■ Exercise details ■
From the entries below, pull out each line where "potatoes" appears.

[Saved entries]
++++++++++

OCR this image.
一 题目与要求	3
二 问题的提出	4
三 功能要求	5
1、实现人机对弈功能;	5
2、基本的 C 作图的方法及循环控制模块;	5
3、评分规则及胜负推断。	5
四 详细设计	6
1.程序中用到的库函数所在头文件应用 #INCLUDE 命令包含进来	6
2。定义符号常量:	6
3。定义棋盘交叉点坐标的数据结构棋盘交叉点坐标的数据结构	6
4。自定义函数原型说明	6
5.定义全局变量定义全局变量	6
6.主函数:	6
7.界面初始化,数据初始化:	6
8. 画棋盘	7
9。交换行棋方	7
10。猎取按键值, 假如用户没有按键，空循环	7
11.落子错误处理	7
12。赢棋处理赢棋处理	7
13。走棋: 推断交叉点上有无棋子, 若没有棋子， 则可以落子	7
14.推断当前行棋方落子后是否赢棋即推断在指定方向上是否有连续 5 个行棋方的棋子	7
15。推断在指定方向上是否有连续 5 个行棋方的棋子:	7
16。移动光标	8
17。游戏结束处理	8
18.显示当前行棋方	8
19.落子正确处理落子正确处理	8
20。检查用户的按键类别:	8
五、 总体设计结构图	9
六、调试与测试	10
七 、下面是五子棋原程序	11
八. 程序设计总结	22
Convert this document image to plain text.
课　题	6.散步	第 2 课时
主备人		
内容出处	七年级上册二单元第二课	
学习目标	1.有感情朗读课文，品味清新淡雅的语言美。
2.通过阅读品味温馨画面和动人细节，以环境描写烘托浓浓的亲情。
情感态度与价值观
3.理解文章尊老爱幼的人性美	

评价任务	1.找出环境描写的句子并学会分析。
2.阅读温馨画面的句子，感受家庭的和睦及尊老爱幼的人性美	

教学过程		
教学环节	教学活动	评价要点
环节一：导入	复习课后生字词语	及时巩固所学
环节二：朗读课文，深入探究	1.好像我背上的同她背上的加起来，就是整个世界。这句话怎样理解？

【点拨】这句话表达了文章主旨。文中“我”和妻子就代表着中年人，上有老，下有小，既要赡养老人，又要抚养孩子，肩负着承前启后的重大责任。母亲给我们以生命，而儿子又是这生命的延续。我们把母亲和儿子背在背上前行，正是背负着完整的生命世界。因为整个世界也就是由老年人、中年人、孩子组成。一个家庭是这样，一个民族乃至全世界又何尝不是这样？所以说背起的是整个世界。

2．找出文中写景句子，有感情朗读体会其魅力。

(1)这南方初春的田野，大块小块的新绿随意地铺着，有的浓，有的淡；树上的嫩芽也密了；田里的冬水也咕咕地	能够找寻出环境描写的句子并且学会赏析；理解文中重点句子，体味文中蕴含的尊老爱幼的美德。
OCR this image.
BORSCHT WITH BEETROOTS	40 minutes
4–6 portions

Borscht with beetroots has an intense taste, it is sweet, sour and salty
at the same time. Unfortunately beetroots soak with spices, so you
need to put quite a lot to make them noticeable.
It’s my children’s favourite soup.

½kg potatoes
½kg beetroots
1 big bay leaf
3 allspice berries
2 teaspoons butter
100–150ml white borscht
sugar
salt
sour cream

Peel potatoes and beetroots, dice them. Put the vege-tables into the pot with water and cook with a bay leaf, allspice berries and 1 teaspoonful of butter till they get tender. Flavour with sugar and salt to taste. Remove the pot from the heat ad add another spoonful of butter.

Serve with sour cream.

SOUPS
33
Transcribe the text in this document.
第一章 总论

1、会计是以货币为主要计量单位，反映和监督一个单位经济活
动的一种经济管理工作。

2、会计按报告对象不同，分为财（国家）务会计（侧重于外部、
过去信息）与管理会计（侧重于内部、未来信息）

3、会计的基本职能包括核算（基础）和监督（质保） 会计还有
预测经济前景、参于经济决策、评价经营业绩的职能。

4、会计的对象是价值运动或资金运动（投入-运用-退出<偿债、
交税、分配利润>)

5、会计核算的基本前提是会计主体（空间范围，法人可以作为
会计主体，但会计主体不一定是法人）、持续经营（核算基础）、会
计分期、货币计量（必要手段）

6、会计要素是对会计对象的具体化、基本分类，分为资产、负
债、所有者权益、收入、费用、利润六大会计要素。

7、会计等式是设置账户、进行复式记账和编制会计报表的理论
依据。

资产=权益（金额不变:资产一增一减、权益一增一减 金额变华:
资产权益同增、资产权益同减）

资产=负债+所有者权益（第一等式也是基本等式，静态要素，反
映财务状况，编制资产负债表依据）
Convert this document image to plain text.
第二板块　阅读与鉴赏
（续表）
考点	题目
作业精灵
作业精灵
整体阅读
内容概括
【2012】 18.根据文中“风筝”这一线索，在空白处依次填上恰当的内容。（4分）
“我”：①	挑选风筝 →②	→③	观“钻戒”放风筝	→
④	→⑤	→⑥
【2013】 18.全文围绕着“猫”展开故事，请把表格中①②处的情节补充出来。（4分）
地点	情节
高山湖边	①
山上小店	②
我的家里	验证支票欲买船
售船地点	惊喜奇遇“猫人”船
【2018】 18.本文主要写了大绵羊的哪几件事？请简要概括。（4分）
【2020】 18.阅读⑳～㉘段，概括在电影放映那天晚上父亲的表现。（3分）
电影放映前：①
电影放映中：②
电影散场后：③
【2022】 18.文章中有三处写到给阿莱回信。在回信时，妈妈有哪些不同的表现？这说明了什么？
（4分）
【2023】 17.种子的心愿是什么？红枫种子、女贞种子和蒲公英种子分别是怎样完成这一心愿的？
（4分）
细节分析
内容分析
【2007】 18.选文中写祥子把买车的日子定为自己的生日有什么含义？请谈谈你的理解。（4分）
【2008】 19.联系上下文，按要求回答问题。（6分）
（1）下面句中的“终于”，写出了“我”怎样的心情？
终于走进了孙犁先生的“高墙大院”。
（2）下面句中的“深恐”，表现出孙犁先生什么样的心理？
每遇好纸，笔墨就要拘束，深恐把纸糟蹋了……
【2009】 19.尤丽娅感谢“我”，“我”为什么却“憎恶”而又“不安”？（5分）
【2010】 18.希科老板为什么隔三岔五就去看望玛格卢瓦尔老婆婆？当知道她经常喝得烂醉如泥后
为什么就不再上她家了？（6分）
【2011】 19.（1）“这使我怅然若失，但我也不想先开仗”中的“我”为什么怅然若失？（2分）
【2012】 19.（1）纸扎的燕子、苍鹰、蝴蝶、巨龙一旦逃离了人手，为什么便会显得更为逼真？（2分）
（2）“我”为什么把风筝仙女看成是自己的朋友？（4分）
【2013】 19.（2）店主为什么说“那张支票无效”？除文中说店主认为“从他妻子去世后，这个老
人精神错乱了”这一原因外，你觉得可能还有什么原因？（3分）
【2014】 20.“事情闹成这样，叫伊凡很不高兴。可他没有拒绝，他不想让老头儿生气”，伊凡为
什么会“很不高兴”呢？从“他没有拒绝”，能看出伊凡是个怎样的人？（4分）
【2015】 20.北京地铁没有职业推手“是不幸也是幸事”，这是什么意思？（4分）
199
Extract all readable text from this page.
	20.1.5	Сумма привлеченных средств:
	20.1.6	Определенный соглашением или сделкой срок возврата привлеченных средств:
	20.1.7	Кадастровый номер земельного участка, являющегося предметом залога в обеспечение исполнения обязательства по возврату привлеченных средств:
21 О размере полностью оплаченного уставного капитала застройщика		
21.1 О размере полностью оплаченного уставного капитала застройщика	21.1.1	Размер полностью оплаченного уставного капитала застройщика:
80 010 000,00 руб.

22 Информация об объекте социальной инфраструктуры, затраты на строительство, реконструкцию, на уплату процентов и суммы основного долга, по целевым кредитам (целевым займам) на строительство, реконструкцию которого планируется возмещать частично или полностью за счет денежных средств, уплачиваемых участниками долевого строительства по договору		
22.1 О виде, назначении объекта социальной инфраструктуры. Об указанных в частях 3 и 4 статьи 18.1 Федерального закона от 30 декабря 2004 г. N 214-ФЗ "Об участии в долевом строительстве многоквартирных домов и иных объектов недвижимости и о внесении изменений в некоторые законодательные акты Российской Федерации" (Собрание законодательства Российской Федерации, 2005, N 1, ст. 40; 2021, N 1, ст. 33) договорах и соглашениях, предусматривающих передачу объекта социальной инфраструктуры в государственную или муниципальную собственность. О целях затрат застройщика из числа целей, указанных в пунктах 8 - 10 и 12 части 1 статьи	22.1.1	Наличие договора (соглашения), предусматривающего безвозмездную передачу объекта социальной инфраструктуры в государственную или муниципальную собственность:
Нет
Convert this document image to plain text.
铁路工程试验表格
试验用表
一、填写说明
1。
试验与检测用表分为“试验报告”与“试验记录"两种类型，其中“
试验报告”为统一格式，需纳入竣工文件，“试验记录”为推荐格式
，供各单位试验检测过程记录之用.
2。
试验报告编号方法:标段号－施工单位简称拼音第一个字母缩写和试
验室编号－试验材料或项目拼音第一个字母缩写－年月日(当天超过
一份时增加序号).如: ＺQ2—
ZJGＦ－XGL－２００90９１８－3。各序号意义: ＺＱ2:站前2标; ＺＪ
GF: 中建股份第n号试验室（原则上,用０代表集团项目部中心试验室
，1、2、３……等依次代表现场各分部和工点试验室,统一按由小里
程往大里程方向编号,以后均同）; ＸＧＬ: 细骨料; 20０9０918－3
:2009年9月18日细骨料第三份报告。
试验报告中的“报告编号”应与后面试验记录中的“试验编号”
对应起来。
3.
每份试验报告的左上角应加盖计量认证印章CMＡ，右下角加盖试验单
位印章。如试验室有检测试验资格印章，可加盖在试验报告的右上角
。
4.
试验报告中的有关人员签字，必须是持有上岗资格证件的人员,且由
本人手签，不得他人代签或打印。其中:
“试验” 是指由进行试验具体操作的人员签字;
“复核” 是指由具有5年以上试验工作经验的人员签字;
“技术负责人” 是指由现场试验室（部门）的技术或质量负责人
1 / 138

++++++++++

■ Output ■
½kg potatoes
Peel potatoes and beetroots, dice them. Put the vege-tables into the pot with water and cook with a bay leaf, allspice berries and 1 teaspoonful of butter till they get tender. Flavour with sugar and salt to taste. Remove the pot from the heat ad add another spoonful of butter.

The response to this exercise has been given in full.